DO THIS →
Gather all lines from the material that contain the word "Отпуск".

ENTRIES SHOWN →
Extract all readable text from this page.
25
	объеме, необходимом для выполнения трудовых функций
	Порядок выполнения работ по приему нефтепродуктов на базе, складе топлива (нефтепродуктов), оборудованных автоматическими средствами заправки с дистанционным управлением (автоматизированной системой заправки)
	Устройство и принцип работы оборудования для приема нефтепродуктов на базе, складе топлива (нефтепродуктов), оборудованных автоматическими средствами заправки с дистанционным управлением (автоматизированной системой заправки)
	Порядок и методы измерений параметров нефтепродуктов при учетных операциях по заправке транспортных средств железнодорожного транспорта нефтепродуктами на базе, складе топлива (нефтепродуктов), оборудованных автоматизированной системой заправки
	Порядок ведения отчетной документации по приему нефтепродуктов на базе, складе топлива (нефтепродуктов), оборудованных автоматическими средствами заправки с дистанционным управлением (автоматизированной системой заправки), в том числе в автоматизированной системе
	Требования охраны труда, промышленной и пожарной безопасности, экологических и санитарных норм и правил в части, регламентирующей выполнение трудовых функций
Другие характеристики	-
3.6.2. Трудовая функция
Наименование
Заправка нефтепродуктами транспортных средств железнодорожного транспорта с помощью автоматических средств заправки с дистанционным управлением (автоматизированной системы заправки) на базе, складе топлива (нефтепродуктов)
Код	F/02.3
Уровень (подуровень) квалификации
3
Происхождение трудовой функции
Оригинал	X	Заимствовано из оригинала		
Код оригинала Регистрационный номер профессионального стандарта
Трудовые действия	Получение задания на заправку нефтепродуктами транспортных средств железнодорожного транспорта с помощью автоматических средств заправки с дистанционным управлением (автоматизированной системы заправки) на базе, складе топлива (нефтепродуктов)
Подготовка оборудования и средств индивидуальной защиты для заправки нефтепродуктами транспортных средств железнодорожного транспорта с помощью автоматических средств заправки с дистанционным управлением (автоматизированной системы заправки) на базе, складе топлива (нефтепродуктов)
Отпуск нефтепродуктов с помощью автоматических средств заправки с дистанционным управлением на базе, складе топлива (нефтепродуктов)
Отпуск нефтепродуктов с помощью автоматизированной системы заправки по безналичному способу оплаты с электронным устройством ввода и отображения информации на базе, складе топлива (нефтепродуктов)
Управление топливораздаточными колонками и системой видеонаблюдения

REPLY TO THE EXERCISE →
Отпуск нефтепродуктов с помощью автоматических средств заправки с дистанционным управлением на базе, складе топлива (нефтепродуктов)
Отпуск нефтепродуктов с помощью автоматизированной системы заправки по безналичному способу оплаты с электронным устройством ввода и отображения информации на базе, складе топлива (нефтепродуктов)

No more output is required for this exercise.